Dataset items
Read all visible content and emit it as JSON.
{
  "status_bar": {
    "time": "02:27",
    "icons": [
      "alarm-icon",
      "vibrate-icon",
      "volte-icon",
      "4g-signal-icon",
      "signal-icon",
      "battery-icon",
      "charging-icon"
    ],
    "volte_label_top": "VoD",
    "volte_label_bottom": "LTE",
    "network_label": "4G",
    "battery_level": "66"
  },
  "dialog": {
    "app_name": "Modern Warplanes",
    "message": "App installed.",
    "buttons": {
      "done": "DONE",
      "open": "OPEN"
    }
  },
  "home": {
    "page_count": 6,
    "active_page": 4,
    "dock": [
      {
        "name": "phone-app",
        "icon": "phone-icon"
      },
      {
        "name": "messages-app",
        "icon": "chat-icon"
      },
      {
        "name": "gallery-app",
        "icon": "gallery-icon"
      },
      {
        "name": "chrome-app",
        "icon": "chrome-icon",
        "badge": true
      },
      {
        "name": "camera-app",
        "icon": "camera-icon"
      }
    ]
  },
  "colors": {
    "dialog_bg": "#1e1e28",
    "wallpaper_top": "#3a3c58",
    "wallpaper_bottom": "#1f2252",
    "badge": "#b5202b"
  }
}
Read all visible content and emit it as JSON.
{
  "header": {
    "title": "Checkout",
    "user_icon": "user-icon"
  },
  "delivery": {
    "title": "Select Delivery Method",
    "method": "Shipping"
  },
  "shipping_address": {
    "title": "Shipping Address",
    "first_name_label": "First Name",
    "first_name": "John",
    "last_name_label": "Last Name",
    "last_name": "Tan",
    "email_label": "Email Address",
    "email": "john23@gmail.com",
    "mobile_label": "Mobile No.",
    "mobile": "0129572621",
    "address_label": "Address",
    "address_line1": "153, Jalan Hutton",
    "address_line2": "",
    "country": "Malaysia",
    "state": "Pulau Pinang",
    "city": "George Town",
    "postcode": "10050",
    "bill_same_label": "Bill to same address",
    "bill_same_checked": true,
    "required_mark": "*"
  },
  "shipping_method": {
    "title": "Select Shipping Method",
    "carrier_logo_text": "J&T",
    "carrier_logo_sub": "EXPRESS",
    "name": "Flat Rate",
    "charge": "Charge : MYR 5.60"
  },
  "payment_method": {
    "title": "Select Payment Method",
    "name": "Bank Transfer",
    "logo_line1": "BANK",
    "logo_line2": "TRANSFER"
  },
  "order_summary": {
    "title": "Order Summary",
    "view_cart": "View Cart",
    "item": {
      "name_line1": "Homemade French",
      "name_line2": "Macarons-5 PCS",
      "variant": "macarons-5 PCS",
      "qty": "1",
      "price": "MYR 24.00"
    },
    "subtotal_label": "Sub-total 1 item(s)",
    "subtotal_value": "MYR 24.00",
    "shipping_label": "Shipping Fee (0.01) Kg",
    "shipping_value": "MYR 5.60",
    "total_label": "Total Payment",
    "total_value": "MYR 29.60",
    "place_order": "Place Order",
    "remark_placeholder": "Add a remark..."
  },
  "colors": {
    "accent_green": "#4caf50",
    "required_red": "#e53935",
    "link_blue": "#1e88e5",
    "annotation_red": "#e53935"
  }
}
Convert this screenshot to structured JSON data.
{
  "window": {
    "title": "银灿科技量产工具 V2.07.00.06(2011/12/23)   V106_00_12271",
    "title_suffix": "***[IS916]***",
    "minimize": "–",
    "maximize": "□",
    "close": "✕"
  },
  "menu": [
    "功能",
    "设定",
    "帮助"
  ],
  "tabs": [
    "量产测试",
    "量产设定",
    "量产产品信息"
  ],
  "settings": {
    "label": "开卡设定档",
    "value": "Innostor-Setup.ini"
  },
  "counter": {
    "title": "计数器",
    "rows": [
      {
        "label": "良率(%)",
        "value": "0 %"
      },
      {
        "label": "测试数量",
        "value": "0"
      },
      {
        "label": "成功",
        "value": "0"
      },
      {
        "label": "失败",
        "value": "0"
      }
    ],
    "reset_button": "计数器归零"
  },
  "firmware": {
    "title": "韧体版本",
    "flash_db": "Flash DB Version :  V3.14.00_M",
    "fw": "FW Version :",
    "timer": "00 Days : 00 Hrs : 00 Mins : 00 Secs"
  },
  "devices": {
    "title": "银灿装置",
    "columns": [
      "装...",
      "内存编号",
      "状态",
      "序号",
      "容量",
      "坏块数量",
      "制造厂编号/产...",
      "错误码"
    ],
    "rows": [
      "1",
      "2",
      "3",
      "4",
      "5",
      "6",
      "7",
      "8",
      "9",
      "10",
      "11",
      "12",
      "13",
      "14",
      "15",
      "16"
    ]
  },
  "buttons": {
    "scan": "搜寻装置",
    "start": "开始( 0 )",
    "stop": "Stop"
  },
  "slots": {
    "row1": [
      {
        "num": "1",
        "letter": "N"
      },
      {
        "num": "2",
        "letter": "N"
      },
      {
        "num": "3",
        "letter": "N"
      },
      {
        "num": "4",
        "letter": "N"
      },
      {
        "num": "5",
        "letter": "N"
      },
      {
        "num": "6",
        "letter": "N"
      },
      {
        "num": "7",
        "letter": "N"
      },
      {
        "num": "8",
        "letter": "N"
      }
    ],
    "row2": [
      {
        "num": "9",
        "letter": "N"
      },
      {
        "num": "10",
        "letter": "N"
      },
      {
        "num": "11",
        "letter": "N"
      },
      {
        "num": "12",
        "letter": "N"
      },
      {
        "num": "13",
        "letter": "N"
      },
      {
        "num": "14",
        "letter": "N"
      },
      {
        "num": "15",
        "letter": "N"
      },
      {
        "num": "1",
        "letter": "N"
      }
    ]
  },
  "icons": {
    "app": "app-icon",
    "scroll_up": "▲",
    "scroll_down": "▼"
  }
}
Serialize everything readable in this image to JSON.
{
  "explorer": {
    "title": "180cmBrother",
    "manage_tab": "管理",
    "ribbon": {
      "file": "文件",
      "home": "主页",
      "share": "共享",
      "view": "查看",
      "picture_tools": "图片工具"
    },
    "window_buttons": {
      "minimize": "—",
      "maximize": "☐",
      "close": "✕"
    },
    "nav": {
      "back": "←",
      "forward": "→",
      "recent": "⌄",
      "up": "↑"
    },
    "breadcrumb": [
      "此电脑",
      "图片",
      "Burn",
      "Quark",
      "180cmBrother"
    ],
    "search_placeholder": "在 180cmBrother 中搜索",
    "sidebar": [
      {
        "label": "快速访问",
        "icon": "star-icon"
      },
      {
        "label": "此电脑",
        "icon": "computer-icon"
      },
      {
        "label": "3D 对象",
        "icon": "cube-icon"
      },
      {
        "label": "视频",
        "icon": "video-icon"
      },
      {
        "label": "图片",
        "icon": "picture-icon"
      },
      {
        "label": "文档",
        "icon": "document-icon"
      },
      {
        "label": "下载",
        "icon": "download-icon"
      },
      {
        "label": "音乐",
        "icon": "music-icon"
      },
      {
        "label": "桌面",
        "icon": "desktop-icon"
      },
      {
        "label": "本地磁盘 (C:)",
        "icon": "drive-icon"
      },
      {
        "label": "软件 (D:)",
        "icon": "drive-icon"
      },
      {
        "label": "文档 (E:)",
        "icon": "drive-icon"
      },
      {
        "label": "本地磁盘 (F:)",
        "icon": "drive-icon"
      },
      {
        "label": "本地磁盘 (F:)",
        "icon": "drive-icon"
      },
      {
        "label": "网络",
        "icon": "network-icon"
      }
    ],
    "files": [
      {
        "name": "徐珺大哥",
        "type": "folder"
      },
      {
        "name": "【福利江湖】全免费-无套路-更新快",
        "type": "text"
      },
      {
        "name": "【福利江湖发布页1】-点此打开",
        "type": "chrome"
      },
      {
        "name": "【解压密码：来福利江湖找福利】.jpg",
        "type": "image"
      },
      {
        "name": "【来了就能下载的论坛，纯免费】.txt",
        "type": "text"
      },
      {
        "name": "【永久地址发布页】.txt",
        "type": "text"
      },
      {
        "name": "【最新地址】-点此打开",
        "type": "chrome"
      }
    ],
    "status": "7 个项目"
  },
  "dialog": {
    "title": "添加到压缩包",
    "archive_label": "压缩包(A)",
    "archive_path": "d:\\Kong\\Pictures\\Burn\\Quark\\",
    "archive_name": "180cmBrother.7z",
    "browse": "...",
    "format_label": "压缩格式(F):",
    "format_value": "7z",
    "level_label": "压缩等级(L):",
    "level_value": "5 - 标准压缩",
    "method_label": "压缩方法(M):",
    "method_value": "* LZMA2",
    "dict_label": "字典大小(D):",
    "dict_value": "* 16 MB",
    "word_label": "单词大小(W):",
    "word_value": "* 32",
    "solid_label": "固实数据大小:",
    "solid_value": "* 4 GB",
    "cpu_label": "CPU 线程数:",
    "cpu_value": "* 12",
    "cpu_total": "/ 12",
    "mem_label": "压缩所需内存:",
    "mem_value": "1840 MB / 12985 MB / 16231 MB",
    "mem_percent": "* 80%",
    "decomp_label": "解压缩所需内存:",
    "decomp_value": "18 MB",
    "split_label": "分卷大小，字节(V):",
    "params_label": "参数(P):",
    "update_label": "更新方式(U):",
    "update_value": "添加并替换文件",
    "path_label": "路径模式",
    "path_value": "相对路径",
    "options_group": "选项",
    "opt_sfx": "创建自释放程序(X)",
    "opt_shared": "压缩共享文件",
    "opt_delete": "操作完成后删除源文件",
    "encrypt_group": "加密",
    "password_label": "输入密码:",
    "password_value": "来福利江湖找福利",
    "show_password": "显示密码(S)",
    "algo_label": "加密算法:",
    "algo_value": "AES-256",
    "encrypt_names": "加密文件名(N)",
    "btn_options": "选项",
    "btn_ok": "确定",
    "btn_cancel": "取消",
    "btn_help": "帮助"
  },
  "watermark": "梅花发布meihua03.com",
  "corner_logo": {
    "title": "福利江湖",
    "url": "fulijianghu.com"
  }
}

**The exercise**
Search the listing above for the string "来福利江湖找福利". Copy every line that contains it.

**Exercise solution**
        "name": "【解压密码：来福利江湖找福利】.jpg",
    "password_value": "来福利江湖找福利",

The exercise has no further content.